___ Stored records ___
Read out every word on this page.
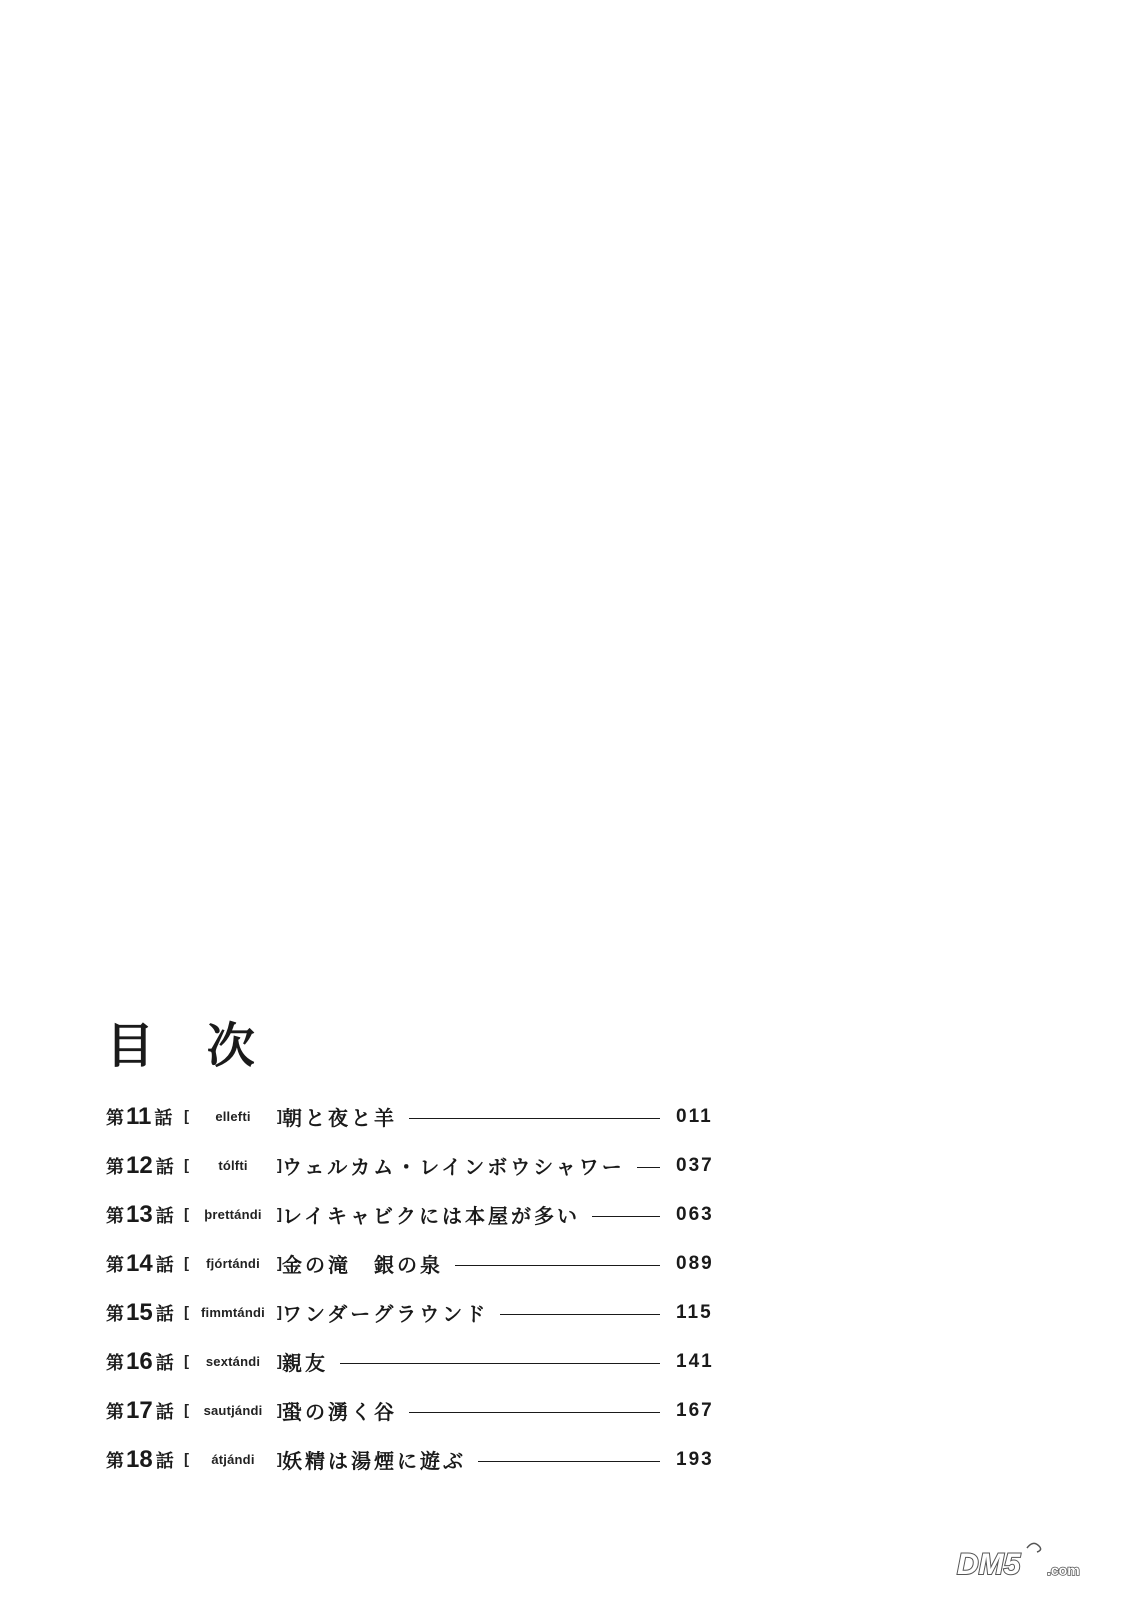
目 次
第 11 話 [	ellefti	] 朝と夜と羊	011
第 12 話 [	tólfti	] ウェルカム・レインボウシャワー	037
第 13 話 [	þrettándi	] レイキャビクには本屋が多い	063
第 14 話 [	fjórtándi	] 金の滝　銀の泉	089
第 15 話 [ fimmtándi ] ワンダーグラウンド	115
第 16 話 [	sextándi	] 親友	141
第 17 話 [	sautjándi ] 蛩の湧く谷	167
第 18 話 [	átjándi	] 妖精は湯煙に遊ぶ	193
DM5 .com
___
Exercise instructions
Transcribe all of the records above character for character. Exclude the pictures.

The reply
Read out every word on this page.
目 次
第 11 話 [	ellefti	] 朝と夜と羊	011
第 12 話 [	tólfti	] ウェルカム・レインボウシャワー	037
第 13 話 [	þrettándi	] レイキャビクには本屋が多い	063
第 14 話 [	fjórtándi	] 金の滝　銀の泉	089
第 15 話 [ fimmtándi ] ワンダーグラウンド	115
第 16 話 [	sextándi	] 親友	141
第 17 話 [	sautjándi ] 蛩の湧く谷	167
第 18 話 [	átjándi	] 妖精は湯煙に遊ぶ	193
DM5 .com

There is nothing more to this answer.